Honest question: how is the Bay Area housing market artificially inflated? I assumed the high prices were the normal market response to high demand from many people with deep pockets.
> … how is the Bay Area housing market artificially inflated?

I shouldn’t have an opinion on this because I don’t live in the Bay Area or closely follow its politics, but the most common refrain I see is that policies (e.g., zoning) prevent building more and higher density housing, thus artificially limiting supply.

Artificially constrained supply combined with marginal buyers that earn >$300k/year and 0% interest rates would lead to extremely high prices.
dual income with socioeconomic equals too
The Bay Area is also geographically constrained by water and mountains. This is compared to say a plains city that can greatly expand in all directions e.g. Dallas (?).
That's nowhere near being a real constraint.

It's refusal to allow housing construction all the way down.

IIRC, new housing is not being approved for construction mainly because the local gov is full of people who own real estate. In a natural situation, supply would be increased to meet demand.
It's important to take into account the construction costs (and all the parties that are profiting from building new stuff). I think the cost of construction has gone up a lot in recent history. People in general also have much more luxurious requirements for housing than in the past which contributes to the cost. So, building just more is not some magical way to solve this. It's one efficient tool, however, especially if legislative point is made to strongly prefer affordable housing (and be strict about it).
Additionally cities earn more from commercial zoning than residential. And dense residential projects reliably get blocked by NIMBY neighbors. (NIMBY = Not In My Back Yard)
But this is not artificial.

This is a result of the fact that some resources do not have infinite space to increase supply. Land is one of those resources.

No matter how much someone demands it, we cannot simply wish more land into existence in SF.

So while we can increase housing supply by optimizing the usage of that land (more houses per unit area), this has adverse consequences for the people already using it...

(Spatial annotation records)
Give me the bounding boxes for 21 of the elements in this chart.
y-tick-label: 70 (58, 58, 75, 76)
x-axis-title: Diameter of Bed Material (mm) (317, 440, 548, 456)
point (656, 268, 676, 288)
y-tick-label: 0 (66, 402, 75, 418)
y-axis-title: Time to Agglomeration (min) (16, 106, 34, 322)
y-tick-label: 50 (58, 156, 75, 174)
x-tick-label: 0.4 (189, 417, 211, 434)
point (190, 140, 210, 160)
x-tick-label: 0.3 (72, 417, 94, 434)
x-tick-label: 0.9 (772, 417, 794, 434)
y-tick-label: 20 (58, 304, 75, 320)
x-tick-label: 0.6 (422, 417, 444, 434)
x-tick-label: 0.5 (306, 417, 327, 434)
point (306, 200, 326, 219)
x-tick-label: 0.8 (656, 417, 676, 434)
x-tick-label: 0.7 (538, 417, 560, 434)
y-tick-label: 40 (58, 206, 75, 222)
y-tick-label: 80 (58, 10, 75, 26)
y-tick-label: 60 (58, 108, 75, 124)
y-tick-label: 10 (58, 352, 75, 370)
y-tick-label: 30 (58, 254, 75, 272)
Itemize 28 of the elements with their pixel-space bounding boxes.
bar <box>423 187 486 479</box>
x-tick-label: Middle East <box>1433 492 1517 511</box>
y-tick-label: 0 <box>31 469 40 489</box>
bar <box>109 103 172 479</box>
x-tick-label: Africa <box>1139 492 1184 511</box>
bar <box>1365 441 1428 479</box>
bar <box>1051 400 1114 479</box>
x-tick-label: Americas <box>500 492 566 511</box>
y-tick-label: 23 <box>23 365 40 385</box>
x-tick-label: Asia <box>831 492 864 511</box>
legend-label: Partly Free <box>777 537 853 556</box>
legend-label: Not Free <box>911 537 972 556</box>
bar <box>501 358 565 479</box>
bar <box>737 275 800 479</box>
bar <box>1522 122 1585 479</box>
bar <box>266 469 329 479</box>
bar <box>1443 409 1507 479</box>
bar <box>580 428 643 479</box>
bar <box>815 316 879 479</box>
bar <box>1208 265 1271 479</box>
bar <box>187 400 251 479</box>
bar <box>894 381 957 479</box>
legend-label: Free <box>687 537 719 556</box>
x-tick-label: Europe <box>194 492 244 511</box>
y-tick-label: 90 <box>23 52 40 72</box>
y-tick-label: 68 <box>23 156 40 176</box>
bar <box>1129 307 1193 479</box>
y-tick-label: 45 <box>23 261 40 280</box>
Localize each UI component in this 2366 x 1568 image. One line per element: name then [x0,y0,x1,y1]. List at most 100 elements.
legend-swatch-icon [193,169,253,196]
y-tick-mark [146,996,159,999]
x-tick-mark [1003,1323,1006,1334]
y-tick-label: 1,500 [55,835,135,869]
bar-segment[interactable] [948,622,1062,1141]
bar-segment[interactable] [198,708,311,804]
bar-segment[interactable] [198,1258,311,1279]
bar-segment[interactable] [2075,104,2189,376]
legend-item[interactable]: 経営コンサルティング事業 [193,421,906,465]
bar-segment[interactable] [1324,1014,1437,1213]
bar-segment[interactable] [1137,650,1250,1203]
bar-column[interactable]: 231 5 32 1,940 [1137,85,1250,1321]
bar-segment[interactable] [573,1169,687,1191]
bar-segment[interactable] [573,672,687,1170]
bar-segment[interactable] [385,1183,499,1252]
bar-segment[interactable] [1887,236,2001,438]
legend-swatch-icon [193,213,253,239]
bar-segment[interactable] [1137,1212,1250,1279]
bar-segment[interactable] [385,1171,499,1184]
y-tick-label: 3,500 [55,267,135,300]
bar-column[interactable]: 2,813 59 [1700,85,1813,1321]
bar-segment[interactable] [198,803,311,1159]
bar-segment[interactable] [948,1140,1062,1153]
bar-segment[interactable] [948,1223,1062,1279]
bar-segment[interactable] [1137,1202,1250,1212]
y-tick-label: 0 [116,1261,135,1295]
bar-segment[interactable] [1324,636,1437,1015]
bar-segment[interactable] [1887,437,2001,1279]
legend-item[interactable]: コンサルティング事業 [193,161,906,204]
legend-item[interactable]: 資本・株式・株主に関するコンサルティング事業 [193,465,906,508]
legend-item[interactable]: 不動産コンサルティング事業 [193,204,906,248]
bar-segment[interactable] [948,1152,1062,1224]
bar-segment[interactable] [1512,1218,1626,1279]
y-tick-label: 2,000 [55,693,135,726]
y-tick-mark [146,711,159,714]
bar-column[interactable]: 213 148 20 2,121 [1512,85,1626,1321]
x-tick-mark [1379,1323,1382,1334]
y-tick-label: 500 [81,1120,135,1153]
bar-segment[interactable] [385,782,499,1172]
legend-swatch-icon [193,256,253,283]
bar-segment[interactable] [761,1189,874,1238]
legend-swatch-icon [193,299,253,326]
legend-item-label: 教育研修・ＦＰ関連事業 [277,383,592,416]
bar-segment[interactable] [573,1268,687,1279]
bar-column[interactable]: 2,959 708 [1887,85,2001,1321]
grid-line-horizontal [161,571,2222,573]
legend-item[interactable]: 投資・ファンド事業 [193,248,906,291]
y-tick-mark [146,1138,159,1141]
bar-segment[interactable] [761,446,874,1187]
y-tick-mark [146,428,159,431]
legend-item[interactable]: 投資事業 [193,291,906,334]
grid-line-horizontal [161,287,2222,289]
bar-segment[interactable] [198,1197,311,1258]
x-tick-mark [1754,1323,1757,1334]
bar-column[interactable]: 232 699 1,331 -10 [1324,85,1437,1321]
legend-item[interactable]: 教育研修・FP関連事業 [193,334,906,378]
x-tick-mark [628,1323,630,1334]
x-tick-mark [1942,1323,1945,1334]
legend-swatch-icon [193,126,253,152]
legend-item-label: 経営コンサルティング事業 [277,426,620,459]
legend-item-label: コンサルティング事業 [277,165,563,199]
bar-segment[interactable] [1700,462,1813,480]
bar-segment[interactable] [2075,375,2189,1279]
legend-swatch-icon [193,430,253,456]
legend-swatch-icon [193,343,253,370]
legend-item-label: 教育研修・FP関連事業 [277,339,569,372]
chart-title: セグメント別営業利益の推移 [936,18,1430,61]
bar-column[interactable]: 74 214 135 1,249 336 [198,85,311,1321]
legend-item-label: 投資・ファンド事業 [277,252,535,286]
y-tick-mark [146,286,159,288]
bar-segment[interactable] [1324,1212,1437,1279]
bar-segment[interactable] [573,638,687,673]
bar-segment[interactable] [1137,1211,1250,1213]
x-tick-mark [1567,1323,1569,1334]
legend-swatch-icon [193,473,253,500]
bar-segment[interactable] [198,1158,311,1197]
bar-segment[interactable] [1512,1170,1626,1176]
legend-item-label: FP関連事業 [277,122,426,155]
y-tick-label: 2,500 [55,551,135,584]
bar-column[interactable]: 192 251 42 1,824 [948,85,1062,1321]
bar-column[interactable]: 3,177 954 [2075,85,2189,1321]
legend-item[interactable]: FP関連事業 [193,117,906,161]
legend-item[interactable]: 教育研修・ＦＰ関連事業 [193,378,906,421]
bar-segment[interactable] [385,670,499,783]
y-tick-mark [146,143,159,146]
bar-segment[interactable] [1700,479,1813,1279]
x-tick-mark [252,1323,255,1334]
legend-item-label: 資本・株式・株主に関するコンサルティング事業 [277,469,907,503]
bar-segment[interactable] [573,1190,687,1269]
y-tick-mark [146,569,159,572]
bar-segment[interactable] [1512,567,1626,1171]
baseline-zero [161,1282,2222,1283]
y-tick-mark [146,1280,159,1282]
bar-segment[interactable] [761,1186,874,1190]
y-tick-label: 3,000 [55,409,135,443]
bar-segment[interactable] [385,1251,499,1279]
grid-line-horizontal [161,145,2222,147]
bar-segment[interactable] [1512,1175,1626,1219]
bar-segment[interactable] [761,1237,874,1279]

# Requests
**a)** Which place names appear in the Bay Area housing discussion?
**b)** Could you extend the Bay Area housing discussion by picking up right after its final sentence?

# Final answers
**a)** Bay Area, Dallas, SF

**b)**
> So while we can increase housing supply by optimizing the usage of that land (more houses per unit area), this has adverse consequences for the people already using it...

It would certainly have some kind of consequences for the people currently using it. Whether they would be better or worse that the consequences already being experienced is a matter for debate. I don't live in the bay area but would assume more density would largely be a good thing for regular people -- either their rent will drop because the market isn't so tight, or the home they own would rocket in value because it can suddenly be cleared to make way for an apartment or condo building (that they might have a hope of affording a unit in).

There are other people "using" the land though: the rentiers who run the local (and state, and national) government.

The way I see it, you have these tech companies that are writing larger and larger checks to their employees. Combine that with limited housing and you start getting bidding wars from folks making $500k, all of a sudden that house that went for $600k is now going for $1.2M. If you work back from that price you see that the prices would not have been able to go that high had all these tech companies not offered massive comp packages.
That's not artificial though, that's fair market pricing. It's growth in income leading to higher prices for goods purchased with that income.
That is true and I’m not here to disagree, but what the parent pointed out raised a question for me: weren’t these salary increases in part due to the fact that since the 2008 Financial crisis, money has been cheap, and now with the Feds raising rates, money is now more expensive? And if so, and those salaries were not sustainable because the profits that allowed for them hypothetically cannot be sustained because people are out of work and tightening their belts or taking salary cuts to land their next job and taking out a loan to cover payroll for businesses is a more costly proposition, then isn’t this actually a volatile situation for the Bay Area housing market and the mortgages backing it?
More important than LIRP influence is that Bay Area tech companies were incredibly successful in the decade at increasing revenues, so they could afford to pay more.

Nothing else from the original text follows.